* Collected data
Begin

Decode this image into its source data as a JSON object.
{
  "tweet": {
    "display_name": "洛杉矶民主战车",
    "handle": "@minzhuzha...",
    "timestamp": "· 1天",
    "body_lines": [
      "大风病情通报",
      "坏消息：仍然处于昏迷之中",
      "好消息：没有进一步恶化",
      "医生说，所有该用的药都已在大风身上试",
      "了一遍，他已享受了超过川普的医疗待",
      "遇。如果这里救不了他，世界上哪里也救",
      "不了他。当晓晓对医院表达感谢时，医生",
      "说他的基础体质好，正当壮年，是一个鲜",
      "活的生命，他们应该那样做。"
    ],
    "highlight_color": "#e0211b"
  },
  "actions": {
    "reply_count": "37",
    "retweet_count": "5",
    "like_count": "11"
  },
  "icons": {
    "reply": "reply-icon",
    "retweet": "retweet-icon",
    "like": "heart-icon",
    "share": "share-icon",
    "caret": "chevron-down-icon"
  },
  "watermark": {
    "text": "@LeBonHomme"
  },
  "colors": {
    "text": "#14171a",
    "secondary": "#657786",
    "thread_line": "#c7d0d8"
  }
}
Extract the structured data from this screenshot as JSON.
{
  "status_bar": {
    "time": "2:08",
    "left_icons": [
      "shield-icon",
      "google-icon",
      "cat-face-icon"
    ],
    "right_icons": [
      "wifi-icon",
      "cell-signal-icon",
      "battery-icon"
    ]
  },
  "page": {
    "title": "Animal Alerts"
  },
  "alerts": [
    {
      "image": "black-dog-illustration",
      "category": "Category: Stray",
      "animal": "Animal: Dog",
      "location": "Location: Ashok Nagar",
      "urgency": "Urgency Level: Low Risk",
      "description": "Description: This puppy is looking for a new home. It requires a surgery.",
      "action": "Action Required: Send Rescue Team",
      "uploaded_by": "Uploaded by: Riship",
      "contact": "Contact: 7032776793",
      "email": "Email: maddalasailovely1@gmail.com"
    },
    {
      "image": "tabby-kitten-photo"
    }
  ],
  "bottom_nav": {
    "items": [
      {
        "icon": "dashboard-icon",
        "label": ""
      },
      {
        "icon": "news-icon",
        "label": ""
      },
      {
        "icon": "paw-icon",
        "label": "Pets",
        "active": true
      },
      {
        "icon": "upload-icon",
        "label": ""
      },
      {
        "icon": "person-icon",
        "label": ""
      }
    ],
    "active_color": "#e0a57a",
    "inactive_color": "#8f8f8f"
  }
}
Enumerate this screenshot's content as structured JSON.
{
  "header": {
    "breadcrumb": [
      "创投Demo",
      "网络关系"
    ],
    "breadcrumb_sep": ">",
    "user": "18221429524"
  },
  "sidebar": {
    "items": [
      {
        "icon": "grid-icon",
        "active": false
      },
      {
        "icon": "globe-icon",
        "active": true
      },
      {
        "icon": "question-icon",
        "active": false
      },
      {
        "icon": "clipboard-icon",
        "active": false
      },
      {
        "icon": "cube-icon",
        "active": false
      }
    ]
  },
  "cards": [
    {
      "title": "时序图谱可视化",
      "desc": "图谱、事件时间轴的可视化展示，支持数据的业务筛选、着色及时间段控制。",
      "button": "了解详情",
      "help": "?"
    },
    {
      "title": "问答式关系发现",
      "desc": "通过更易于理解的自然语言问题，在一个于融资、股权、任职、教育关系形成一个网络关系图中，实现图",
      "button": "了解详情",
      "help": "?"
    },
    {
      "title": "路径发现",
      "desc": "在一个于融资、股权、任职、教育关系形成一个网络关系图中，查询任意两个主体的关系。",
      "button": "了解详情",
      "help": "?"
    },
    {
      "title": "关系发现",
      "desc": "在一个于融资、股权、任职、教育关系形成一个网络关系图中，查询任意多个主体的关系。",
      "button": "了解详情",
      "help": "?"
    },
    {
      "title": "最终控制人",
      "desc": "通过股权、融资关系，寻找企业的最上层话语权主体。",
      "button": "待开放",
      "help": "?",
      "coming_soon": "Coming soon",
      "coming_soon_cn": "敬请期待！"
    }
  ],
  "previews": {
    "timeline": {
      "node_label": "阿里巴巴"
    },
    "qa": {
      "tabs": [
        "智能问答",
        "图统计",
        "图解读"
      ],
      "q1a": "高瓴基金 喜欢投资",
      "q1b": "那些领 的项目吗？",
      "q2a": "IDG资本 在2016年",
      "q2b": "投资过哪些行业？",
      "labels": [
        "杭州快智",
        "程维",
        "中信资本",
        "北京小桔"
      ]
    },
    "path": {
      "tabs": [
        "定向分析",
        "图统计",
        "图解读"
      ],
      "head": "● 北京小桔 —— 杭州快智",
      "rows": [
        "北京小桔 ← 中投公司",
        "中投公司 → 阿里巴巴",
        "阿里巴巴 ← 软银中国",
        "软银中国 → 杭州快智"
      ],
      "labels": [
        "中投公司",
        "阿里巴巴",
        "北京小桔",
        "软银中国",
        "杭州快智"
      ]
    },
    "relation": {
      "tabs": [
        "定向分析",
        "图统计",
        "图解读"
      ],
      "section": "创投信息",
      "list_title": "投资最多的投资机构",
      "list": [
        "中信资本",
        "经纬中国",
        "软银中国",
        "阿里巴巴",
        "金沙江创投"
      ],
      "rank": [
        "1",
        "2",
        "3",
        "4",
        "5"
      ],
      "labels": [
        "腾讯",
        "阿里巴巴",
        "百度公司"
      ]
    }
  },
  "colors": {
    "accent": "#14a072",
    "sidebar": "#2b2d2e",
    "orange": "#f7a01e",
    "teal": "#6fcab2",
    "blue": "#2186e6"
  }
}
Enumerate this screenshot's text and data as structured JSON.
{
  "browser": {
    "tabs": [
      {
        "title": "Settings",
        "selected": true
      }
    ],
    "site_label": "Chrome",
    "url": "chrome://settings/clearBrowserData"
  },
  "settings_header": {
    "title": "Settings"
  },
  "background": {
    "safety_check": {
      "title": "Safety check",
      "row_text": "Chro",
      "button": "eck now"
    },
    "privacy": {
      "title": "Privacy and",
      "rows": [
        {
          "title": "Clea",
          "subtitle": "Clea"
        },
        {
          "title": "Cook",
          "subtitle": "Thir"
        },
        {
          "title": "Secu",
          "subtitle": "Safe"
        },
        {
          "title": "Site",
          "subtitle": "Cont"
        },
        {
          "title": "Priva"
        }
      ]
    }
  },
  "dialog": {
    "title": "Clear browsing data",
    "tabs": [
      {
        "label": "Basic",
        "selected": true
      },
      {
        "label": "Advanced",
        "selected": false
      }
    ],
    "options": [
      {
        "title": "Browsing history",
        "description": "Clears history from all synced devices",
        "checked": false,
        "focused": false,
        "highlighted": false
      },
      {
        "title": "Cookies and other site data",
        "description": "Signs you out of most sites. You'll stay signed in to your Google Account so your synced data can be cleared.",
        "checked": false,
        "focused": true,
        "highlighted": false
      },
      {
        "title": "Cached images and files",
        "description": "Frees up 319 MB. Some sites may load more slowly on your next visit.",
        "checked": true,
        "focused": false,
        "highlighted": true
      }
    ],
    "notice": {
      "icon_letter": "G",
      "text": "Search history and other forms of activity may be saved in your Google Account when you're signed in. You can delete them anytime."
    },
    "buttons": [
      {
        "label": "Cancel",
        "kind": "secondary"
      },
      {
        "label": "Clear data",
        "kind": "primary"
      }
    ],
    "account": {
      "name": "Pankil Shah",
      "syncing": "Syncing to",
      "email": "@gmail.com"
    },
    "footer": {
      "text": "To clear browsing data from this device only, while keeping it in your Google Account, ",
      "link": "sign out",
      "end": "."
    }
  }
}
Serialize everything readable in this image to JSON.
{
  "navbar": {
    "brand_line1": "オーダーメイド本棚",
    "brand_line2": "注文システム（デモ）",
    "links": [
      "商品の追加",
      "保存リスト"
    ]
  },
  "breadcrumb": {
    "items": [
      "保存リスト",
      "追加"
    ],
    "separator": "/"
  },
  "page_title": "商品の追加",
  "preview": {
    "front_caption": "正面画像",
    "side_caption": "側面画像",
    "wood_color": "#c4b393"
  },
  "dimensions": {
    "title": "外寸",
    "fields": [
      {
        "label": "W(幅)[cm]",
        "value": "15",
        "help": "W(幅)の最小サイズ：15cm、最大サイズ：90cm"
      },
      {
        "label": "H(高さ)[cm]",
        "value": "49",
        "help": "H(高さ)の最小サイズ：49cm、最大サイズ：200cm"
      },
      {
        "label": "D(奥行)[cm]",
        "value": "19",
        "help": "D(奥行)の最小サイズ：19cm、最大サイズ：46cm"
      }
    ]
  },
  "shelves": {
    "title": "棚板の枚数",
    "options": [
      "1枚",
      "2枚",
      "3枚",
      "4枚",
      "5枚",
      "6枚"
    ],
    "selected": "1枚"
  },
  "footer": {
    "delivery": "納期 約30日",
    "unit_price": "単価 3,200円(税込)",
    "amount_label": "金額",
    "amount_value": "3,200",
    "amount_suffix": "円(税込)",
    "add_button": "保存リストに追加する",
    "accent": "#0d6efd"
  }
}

End

* Objective
Select every line above that contains the word "subtitle", and copy it.

* Complete answer
          "subtitle": "Clea"
          "subtitle": "Thir"
          "subtitle": "Safe"
          "subtitle": "Cont"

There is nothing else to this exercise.